Find the lines that contain the word "Toward" and copy each one.

**Extracted data:**
───

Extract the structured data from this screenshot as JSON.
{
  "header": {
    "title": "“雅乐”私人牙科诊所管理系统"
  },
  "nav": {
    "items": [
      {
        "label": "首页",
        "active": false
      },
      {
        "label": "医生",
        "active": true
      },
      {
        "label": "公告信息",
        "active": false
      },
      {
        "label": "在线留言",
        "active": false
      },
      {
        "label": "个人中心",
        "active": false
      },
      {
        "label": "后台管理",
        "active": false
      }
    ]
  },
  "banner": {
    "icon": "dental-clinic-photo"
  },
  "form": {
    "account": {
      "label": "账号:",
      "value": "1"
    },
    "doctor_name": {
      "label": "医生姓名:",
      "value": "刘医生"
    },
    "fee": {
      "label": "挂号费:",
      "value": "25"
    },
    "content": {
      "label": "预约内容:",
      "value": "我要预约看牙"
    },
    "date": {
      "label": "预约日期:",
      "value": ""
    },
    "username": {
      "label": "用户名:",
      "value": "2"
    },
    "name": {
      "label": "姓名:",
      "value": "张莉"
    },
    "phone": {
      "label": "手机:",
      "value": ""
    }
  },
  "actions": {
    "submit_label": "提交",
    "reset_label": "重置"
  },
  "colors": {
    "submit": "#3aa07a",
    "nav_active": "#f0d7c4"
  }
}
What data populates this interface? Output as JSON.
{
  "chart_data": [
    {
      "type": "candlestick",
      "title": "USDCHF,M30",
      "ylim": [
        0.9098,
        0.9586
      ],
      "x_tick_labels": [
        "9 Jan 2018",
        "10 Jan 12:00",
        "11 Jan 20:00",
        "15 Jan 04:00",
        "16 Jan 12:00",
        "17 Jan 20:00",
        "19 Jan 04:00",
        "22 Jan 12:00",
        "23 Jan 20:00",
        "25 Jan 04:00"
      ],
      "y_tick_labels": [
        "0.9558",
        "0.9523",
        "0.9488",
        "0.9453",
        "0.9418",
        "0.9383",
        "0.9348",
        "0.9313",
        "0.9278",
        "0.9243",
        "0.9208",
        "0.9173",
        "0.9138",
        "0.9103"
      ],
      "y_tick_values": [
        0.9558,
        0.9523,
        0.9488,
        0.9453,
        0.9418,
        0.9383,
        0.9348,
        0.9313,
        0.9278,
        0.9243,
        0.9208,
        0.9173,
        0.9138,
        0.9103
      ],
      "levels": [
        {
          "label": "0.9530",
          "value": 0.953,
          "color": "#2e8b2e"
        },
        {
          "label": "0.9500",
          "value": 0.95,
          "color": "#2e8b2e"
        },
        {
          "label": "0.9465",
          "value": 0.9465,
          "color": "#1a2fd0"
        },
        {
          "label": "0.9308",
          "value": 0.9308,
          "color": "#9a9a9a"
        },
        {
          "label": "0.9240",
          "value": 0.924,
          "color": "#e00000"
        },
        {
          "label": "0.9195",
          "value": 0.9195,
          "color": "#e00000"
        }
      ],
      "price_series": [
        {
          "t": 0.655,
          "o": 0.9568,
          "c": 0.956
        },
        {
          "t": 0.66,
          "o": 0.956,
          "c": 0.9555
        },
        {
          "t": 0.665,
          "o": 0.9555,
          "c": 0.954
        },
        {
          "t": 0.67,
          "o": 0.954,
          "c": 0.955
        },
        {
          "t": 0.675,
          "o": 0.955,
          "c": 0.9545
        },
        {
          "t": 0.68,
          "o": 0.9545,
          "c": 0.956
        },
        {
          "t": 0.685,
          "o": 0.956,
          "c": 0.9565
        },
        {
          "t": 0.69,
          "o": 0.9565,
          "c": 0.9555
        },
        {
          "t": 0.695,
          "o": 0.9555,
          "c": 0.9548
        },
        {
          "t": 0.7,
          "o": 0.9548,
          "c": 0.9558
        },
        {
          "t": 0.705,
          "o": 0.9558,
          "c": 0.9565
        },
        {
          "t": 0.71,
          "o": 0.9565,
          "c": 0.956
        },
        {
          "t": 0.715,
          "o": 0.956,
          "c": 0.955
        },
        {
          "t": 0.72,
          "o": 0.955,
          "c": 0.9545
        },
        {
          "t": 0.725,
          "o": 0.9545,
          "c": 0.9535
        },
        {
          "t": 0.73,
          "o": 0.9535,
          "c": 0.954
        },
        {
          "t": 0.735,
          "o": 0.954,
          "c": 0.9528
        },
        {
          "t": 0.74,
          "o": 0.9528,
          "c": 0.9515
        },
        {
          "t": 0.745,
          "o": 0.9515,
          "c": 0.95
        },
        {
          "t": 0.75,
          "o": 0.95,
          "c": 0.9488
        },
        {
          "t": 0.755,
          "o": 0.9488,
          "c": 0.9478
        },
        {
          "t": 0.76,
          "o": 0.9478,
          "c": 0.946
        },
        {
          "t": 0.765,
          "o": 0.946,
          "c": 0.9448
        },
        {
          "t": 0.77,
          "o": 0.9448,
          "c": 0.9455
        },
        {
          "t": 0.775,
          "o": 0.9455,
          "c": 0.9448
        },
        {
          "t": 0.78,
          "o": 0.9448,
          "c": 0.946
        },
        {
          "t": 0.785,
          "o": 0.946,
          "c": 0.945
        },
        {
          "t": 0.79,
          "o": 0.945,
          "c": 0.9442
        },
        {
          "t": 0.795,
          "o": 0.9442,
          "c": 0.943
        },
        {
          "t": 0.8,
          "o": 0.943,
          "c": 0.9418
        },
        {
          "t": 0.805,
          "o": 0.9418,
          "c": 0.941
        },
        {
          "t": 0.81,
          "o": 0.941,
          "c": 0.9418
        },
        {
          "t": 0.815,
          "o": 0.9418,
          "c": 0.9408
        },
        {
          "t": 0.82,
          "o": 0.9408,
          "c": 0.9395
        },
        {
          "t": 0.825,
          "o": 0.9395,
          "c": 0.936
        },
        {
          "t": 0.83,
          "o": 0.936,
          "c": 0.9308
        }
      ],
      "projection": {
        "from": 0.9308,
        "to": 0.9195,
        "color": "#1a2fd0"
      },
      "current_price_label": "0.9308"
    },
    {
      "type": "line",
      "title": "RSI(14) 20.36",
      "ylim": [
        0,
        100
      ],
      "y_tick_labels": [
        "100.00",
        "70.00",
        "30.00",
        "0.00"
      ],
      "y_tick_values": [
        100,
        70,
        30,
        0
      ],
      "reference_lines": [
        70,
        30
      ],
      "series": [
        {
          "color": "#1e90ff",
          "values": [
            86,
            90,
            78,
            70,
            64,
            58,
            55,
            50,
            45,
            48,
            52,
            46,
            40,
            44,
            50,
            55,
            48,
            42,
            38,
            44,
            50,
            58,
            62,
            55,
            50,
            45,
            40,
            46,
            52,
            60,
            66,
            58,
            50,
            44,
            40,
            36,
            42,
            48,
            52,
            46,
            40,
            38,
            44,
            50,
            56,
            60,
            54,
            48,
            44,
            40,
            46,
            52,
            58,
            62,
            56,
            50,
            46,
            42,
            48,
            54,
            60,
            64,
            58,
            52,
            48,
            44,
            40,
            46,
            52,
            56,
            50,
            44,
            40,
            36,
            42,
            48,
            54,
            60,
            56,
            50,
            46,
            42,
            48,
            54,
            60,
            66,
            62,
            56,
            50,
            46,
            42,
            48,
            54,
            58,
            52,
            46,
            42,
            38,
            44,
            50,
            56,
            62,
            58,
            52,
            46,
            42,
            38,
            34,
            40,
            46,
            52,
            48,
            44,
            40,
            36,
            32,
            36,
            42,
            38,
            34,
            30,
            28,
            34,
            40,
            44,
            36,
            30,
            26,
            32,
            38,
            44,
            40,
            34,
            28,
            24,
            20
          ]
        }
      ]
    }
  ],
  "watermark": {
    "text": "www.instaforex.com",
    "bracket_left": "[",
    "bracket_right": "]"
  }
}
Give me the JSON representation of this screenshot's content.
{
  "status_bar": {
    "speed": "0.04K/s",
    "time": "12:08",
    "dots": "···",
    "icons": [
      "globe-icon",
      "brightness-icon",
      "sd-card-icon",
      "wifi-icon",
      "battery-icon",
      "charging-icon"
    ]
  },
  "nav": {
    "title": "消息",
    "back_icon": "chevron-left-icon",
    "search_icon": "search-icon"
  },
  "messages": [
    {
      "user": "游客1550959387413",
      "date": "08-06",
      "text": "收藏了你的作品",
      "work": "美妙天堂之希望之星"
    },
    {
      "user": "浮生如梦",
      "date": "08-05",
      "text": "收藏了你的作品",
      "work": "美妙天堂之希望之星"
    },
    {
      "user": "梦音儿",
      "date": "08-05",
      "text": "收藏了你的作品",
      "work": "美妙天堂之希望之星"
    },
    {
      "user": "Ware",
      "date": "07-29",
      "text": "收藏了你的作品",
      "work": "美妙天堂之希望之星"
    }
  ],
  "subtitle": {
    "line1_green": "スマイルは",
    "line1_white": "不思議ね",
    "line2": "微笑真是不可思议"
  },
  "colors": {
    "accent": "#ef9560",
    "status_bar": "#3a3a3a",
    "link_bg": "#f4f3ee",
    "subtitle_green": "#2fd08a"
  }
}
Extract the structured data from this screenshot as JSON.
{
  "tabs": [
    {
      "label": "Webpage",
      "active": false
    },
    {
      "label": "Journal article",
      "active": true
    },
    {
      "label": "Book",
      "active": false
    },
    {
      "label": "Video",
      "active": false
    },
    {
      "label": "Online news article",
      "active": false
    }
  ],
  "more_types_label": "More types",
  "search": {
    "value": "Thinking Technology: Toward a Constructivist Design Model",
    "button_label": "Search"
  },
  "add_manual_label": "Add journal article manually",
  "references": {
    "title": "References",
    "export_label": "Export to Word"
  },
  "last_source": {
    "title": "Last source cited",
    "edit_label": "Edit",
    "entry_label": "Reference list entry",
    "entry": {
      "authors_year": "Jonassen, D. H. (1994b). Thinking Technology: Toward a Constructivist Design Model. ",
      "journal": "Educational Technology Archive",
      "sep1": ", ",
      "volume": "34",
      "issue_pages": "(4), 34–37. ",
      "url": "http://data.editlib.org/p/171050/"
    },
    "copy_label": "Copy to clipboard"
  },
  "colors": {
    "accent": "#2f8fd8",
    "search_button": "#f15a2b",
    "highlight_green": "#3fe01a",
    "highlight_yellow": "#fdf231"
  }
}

───

**Solution to this problem:**
    "value": "Thinking Technology: Toward a Constructivist Design Model",
      "authors_year": "Jonassen, D. H. (1994b). Thinking Technology: Toward a Constructivist Design Model. ",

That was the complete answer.